>>
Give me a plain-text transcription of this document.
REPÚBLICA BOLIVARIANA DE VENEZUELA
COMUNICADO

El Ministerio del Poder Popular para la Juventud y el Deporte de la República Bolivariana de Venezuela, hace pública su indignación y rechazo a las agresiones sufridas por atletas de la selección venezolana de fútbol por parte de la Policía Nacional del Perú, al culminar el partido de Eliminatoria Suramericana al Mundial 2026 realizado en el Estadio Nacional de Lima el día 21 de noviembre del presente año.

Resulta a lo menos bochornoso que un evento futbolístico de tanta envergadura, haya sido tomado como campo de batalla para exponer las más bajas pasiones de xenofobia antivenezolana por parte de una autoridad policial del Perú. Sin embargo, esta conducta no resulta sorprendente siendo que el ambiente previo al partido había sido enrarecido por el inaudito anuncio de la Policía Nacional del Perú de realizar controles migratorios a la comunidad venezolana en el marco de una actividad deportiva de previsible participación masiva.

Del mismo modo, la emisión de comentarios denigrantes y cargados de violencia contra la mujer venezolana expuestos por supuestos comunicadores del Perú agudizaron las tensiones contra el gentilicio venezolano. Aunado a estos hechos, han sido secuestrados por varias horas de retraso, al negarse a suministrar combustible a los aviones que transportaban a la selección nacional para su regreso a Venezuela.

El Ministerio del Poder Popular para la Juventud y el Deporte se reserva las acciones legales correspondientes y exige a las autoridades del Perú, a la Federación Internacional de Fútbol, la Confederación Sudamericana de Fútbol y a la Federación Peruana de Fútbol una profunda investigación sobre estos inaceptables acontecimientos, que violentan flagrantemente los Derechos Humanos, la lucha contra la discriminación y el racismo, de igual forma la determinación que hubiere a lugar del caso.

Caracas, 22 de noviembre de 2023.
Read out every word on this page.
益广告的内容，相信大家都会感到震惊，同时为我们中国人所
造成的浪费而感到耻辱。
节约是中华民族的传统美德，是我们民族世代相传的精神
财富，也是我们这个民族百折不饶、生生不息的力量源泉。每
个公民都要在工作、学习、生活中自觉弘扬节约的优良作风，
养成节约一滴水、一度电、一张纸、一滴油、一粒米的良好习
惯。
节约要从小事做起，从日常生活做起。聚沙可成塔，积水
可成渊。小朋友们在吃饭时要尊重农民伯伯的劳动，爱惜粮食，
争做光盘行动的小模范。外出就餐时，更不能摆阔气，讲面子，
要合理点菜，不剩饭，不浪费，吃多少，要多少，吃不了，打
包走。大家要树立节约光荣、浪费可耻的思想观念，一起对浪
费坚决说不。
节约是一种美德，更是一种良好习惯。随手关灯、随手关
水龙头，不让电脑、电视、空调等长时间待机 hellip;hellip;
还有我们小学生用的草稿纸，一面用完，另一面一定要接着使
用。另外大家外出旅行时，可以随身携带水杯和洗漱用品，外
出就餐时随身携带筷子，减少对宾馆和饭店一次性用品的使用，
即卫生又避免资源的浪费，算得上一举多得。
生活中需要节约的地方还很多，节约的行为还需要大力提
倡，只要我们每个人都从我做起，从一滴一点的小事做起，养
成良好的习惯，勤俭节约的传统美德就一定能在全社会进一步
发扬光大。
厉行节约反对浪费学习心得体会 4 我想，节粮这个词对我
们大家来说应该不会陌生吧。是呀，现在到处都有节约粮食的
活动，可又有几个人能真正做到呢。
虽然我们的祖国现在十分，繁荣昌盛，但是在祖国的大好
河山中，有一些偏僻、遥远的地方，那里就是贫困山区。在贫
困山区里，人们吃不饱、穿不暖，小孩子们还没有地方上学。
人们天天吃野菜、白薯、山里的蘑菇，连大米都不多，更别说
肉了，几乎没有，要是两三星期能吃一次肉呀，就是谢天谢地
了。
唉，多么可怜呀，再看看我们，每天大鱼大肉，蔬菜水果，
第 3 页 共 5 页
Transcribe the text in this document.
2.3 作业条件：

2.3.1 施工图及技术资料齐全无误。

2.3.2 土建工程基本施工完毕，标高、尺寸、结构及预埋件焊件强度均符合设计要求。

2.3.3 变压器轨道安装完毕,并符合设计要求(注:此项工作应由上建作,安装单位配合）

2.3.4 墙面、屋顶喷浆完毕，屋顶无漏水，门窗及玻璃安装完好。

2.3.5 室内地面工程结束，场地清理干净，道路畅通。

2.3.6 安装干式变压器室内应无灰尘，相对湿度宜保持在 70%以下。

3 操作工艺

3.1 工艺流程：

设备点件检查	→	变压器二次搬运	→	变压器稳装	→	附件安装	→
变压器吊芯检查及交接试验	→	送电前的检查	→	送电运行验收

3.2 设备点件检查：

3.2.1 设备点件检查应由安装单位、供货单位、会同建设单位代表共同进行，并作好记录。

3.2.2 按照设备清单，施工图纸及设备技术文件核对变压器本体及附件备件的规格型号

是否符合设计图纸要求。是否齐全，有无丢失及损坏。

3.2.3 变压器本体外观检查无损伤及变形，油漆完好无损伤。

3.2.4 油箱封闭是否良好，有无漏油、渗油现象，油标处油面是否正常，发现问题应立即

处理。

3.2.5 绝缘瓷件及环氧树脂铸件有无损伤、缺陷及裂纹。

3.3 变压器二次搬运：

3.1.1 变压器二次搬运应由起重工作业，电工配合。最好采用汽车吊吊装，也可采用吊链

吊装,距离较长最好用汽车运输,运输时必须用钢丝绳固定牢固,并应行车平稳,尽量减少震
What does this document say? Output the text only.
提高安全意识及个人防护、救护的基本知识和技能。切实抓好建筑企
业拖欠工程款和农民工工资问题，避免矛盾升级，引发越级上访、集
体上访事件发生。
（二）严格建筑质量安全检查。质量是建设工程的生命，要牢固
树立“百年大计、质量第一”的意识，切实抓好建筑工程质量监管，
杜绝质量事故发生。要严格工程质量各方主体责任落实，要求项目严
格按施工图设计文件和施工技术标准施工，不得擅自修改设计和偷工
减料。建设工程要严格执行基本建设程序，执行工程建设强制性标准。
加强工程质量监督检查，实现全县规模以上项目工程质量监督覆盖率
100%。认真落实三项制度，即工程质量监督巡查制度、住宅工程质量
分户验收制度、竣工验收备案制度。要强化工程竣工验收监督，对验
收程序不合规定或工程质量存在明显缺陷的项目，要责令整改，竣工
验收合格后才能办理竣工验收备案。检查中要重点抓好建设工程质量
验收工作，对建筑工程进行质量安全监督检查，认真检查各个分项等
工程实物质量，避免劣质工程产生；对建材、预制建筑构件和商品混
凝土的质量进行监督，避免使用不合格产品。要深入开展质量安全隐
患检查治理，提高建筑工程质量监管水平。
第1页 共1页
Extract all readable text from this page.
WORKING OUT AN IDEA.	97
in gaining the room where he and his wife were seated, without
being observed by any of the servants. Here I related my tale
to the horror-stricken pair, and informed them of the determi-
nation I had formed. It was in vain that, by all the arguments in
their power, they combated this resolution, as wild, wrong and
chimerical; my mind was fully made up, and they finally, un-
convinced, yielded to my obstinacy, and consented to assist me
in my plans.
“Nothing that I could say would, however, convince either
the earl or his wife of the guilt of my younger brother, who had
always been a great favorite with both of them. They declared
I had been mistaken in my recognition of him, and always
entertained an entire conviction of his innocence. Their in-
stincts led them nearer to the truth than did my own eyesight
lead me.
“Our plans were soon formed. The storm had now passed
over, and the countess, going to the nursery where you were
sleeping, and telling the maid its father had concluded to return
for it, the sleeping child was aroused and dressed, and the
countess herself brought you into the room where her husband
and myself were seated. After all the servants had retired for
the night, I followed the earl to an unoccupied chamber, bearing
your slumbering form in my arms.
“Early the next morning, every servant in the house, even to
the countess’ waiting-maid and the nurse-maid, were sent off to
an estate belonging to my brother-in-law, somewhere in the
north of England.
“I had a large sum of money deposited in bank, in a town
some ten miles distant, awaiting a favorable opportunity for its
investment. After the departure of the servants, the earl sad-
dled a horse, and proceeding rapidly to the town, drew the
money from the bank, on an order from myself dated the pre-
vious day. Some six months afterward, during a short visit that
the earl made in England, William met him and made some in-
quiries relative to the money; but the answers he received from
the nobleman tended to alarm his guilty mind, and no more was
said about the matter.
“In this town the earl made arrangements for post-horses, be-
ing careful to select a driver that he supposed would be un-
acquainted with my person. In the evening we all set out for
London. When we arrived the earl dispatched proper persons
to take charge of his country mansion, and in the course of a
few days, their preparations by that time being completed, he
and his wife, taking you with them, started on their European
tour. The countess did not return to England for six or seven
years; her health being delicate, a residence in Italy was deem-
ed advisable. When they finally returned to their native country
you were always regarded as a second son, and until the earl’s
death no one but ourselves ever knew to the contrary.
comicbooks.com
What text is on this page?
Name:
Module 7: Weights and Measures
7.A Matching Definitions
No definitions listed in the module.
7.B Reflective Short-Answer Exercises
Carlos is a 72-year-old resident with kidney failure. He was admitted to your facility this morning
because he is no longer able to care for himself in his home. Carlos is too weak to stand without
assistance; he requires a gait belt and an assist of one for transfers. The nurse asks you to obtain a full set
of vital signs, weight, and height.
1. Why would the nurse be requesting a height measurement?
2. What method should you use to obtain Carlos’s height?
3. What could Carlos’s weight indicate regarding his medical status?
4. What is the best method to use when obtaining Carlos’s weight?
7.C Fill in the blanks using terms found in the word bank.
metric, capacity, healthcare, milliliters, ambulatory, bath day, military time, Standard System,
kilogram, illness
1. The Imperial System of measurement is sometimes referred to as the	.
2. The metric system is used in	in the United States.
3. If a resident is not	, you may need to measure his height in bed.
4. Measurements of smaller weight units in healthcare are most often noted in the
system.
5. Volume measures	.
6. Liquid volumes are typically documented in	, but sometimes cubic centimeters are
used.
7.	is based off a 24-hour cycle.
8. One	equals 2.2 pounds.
<<
How many of the lines above include the word "servants"? Respond with the number alone.

3